Report how many lines in the listing below include the word "display". Write nothing besides the number.

━━━━━ Supplied data

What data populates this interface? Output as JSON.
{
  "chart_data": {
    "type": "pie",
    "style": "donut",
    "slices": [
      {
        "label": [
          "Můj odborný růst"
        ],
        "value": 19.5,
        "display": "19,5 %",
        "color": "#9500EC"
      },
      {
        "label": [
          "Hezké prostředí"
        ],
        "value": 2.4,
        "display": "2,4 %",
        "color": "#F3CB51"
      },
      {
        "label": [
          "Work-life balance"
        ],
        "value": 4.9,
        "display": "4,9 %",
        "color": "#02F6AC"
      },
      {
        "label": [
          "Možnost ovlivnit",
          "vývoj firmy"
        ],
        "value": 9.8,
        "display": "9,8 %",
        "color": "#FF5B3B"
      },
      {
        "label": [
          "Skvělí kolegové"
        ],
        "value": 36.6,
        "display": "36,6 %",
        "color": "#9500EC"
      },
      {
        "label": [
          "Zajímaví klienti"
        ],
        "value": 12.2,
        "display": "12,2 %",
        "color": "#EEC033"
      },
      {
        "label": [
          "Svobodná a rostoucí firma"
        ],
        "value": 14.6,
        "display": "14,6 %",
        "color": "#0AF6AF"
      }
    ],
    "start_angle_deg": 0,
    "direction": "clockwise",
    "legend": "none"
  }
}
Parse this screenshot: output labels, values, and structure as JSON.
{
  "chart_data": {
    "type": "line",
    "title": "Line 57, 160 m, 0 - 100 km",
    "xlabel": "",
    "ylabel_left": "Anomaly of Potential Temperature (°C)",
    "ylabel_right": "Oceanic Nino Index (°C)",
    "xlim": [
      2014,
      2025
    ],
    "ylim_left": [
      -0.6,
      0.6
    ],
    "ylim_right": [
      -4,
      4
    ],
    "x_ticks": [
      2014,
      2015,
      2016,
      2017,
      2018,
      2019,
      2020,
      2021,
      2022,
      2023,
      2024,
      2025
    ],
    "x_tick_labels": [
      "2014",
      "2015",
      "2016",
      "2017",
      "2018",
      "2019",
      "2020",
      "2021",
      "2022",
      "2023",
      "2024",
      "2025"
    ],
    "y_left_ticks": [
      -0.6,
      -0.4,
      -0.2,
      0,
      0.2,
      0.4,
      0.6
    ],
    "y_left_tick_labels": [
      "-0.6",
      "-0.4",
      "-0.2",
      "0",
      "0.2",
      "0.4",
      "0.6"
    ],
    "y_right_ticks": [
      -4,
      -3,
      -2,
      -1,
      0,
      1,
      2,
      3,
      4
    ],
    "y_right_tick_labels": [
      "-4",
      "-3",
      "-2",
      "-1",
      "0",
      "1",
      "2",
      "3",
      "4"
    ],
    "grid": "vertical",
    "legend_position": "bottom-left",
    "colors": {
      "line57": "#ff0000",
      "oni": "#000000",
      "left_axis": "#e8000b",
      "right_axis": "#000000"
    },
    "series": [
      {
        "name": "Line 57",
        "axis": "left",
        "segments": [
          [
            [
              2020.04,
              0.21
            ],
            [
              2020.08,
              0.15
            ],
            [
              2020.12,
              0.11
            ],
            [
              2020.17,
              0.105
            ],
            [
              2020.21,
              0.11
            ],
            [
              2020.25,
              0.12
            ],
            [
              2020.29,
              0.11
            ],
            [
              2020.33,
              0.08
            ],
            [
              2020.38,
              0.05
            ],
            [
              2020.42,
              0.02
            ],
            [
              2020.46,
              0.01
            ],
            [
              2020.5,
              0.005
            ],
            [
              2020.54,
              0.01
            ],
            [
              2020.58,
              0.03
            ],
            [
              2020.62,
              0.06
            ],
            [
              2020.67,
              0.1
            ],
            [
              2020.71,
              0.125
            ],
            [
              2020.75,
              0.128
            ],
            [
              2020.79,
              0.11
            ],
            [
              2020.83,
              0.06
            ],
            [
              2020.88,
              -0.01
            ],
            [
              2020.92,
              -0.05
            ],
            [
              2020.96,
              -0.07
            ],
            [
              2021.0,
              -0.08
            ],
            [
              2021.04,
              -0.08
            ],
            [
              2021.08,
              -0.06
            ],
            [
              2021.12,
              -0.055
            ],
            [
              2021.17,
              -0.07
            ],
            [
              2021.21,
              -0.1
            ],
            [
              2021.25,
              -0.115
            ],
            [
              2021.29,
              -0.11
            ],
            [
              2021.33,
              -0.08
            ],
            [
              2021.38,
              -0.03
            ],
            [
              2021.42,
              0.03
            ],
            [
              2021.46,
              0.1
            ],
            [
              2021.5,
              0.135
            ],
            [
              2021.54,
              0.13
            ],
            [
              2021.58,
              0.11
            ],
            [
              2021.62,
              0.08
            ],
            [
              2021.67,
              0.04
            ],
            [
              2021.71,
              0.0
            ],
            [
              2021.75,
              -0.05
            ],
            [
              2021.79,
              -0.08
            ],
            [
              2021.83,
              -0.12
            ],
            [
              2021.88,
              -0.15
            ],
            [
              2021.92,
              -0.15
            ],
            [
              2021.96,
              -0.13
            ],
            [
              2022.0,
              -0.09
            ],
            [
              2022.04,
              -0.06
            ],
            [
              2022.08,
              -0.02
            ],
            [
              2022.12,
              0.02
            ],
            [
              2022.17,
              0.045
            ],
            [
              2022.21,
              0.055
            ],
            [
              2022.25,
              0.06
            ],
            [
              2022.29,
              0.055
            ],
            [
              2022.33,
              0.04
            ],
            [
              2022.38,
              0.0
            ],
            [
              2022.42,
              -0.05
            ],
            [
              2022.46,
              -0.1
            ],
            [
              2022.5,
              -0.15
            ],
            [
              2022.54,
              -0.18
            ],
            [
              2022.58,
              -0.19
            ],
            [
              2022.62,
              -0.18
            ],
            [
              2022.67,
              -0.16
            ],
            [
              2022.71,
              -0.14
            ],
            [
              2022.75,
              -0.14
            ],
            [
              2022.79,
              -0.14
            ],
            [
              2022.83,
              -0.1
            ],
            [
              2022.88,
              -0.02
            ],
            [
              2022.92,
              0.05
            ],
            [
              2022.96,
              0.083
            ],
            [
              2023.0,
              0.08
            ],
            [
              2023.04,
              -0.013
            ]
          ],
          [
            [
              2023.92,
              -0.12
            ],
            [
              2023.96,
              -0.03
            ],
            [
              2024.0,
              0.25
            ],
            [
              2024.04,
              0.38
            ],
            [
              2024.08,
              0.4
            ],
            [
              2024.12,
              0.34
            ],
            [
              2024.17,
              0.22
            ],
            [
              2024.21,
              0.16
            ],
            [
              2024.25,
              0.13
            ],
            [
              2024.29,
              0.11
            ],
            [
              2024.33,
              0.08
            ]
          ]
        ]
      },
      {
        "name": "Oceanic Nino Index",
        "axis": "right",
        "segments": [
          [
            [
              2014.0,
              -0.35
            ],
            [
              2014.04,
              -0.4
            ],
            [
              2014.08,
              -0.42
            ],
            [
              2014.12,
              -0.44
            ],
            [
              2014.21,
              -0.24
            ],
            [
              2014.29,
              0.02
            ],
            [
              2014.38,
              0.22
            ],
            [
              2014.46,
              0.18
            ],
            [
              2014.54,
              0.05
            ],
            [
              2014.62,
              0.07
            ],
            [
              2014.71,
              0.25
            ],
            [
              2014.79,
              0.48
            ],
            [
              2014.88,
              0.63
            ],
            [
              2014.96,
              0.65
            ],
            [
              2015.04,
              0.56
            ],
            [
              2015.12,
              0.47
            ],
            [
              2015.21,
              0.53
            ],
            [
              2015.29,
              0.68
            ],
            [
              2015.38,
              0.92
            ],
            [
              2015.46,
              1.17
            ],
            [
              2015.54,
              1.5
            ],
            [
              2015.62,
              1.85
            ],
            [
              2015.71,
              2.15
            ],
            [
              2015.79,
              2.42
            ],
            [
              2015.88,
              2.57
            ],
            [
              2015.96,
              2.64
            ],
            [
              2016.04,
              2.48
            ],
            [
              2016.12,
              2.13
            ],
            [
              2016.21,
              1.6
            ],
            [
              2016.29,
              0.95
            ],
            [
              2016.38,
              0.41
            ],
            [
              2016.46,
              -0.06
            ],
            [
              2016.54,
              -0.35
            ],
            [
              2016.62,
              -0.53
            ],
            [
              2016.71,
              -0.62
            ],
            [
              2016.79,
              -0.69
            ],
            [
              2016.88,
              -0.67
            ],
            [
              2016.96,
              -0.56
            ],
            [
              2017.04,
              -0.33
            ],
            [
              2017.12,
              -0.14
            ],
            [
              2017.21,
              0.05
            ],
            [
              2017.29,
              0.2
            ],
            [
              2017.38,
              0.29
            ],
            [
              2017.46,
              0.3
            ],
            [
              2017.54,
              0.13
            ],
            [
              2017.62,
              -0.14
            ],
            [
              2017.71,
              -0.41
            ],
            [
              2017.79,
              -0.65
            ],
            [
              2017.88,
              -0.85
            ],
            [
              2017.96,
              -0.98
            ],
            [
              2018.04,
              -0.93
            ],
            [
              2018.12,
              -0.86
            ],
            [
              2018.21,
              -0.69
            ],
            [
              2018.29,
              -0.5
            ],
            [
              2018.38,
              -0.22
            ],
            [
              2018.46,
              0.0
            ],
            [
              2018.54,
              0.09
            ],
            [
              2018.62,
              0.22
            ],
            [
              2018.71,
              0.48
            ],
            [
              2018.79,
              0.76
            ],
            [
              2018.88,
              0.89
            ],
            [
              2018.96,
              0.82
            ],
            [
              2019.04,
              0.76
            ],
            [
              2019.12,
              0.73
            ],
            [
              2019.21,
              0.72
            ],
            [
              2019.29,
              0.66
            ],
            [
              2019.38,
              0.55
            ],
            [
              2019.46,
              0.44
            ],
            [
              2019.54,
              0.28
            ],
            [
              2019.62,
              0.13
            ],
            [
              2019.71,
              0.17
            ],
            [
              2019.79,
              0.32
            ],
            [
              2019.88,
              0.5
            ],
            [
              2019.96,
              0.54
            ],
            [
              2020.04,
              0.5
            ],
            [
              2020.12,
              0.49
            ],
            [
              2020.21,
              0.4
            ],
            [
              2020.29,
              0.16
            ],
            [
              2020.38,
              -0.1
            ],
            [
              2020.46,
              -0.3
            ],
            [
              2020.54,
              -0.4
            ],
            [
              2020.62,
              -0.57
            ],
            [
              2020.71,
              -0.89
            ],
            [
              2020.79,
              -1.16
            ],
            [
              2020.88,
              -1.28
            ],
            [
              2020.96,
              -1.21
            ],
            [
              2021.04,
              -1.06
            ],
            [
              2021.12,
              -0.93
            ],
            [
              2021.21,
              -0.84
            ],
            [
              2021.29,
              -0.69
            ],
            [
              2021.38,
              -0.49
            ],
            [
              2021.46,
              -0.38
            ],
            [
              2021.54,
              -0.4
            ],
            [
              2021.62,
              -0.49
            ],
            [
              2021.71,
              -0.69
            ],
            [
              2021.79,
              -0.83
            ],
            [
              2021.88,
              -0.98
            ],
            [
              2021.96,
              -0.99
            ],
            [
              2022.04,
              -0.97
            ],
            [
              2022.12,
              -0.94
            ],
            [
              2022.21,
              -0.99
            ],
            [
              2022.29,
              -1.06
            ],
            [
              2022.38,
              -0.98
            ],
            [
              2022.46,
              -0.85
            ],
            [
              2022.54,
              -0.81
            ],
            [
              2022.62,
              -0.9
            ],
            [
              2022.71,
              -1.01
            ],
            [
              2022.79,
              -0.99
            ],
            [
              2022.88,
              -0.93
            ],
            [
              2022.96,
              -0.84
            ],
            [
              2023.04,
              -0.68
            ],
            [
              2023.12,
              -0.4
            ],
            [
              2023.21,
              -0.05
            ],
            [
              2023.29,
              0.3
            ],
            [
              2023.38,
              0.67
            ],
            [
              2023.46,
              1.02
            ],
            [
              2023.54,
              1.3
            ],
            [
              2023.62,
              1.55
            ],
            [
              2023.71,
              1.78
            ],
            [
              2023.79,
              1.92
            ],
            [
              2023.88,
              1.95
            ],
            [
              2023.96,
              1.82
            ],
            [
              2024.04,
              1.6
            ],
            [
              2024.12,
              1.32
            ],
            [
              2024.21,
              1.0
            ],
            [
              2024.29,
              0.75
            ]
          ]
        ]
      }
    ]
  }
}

━━━━━━━━━━

Finished exercise:
7